Data supplied start
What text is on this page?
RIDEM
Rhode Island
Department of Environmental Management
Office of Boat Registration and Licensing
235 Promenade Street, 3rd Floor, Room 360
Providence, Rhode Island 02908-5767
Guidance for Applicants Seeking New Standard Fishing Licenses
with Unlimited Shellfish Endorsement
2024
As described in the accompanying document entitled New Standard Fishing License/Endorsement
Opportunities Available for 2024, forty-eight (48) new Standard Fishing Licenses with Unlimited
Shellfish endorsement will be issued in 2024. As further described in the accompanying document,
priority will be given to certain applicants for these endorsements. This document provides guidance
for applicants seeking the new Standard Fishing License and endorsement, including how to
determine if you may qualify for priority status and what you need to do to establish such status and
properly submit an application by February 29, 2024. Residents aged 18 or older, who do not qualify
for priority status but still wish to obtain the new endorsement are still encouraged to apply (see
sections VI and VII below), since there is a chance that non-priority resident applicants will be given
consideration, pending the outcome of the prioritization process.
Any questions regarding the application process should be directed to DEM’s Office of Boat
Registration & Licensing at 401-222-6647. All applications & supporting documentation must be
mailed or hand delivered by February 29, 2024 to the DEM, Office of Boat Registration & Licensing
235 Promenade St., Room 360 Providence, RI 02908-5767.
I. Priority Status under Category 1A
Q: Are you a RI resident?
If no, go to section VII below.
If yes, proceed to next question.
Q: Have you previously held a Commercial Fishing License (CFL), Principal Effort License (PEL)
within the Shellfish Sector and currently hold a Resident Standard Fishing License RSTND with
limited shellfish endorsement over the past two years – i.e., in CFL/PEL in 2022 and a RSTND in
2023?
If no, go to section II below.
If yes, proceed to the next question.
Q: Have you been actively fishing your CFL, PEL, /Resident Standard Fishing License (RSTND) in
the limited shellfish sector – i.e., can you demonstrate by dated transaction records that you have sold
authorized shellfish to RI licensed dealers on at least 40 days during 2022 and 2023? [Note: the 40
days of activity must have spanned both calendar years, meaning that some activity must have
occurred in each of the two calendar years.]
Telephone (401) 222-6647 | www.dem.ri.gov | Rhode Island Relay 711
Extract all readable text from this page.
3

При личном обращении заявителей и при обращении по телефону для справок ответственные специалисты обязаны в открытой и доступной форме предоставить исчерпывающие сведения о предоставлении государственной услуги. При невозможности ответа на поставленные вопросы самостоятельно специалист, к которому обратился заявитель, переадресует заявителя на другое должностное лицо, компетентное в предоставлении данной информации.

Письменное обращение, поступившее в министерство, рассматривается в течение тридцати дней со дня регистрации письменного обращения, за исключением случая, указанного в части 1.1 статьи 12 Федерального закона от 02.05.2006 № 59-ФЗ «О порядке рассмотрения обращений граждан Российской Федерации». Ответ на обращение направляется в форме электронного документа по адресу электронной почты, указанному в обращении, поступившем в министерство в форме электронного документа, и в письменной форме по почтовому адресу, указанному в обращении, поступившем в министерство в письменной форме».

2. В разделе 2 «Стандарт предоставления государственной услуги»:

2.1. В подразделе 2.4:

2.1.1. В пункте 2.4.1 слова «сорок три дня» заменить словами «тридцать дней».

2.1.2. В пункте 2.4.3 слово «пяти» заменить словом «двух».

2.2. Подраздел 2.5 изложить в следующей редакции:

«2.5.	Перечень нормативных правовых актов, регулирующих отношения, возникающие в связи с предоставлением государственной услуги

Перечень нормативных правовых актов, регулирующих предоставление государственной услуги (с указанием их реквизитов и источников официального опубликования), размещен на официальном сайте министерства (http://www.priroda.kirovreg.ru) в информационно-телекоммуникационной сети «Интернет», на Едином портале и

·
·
Data supplied end
Exercise description:
Only a number is wanted: how many lines of the data above contain "Licensing"?

Solution to this exercise:
3